WRITTEN INSTRUCTION: Reproduce word for word the passage of the forum thread on the i7 920 versus the AMD X6, from "The X6 only" to "of the time.".

— START PASSAGE TO READ —

# i7 920 or AMD x6



## jellyrole (May 16, 2010)

I game, watch movies, multitask, internet, email, that kinda stuff.

I have the chance to switch from the 920 right now, but won't soon, so I what do you guys think?


----------



## crazyeyesreaper (May 16, 2010)

you already have a 920 dont bother not worth it


----------



## logan (May 16, 2010)

ya, no need to change from that. 

hell, im on a core 2 duo and i do all of that just fine


----------



## Athlon2K15 (May 16, 2010)

+1 on the 920...there not much different between the two


----------



## erocker (May 16, 2010)

By all means keep what you have.


----------



## Wile E (May 16, 2010)

Yep, keep what you have. Both have the same performance, clock for clock for the most part.


----------



## eidairaman1 (May 16, 2010)

I would only recommend it as a Second machine, not a replacement.

Stick with what you Have, It will last you for some time.


----------



## jellyrole (May 16, 2010)

That's what I figured. I'm blocking the motherboard soon, which is why now would be the time to change.

Thanks guys.


----------



## alexsubri (May 16, 2010)

Wait until AMD has their 12 core processor, then we'll see some heads rolling


----------



## surfingerman (May 16, 2010)

> Wait until AMD has their 12 core processor, then we'll see some heads rolling



hopefully it'll have more than 6mb l3 catch and a new socket, maybe thats too much to ask for


----------



## crazyeyesreaper (May 16, 2010)

why would they want a new socket? id rather not get shafted like intel users thank you lol but more on topic as previously stated. no point in the switch


----------



## eidairaman1 (May 16, 2010)

L3 may very well not be needed on Bulldozer.


----------



## Wile E (May 16, 2010)

surfingerman said:


> hopefully it'll have more than 6mb l3 catch and a new socket, maybe thats too much to ask for





crazyeyesreaper said:


> why would they want a new socket? id rather not get shafted like intel users thank you lol but more on topic as previously stated. no point in the switch



You're gonna need a new socket if you want a 12core. And bulldozer will be a new socket anyway. Don't base *any* cpu decisions on socket longevity for now. All of them are due to be replaced in a year or 2, in both camps.


----------



## AlienIsGOD (May 16, 2010)

Its amazing that AM2/2+/3 has lasted as long as it did.  I hope their new socket has the same longevity as their current ones.


----------



## TheLaughingMan (May 16, 2010)

One more time I guess, save the money and stick with the chip you already have.  Get a new mobo for it since you seem to want to junk the one you have.

If you just want to try an AMD plateform, its your money so spend it.  But honestly, both chips are complete overkill for what you do.  Unless you are really into 3D rendering, I would spend the money on something else.


----------



## Cecil (May 17, 2010)

Wile E said:


> Yep, keep what you have. Both have the same performance, clock for clock for the most part.



No they dont. The 920 is way faster clock for clock. It also clocks higher on average as well. 
The X6 only comes in handy for extremely multi-threaded apps, and the HT on the i7 mostly makes up that difference.


Thuban is no different then Deneb accept extra cores, which dont do anything unless the software can put them to use. In other words, not useful 95% of the time.

— END PASSAGE TO READ —
— START SOURCE MATERIAL —

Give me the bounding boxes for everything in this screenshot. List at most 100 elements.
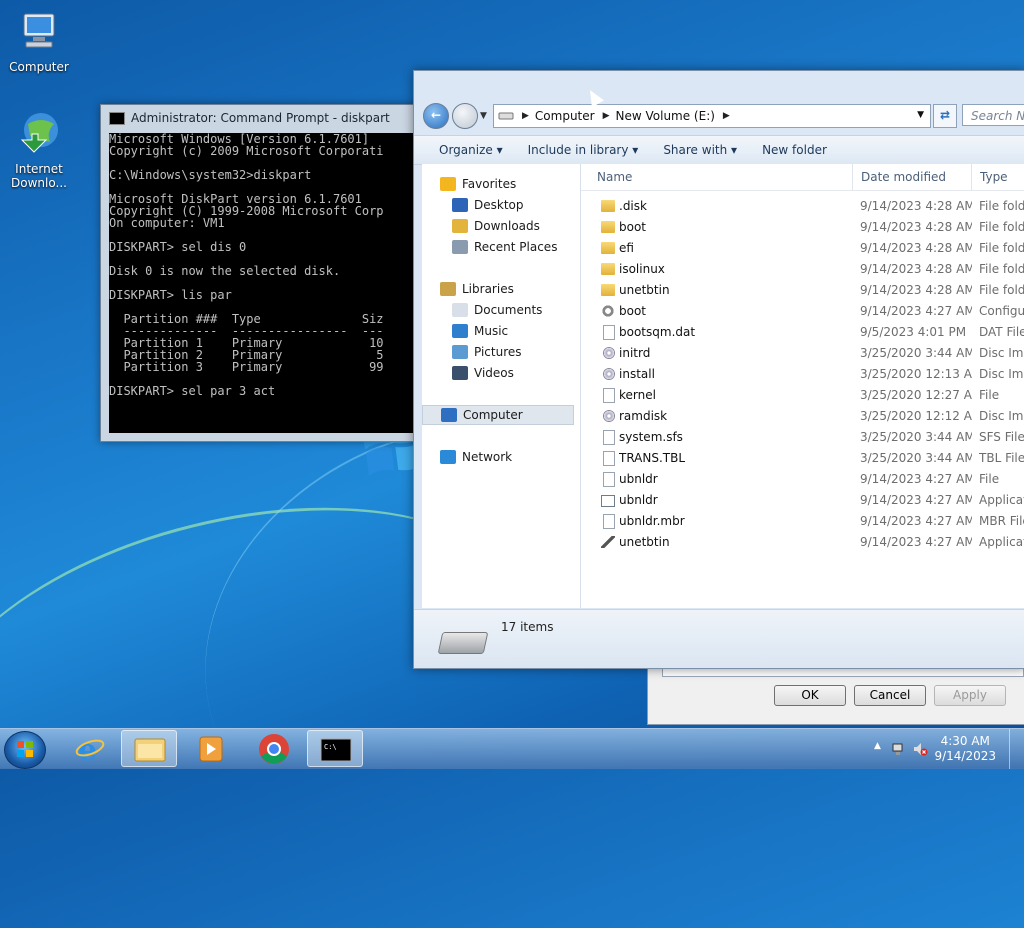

— END SOURCE MATERIAL —

WORKED ANSWER:
The X6 only comes in handy for extremely multi-threaded apps, and the HT on the i7 mostly makes up that difference.


Thuban is no different then Deneb accept extra cores, which dont do anything unless the software can put them to use. In other words, not useful 95% of the time.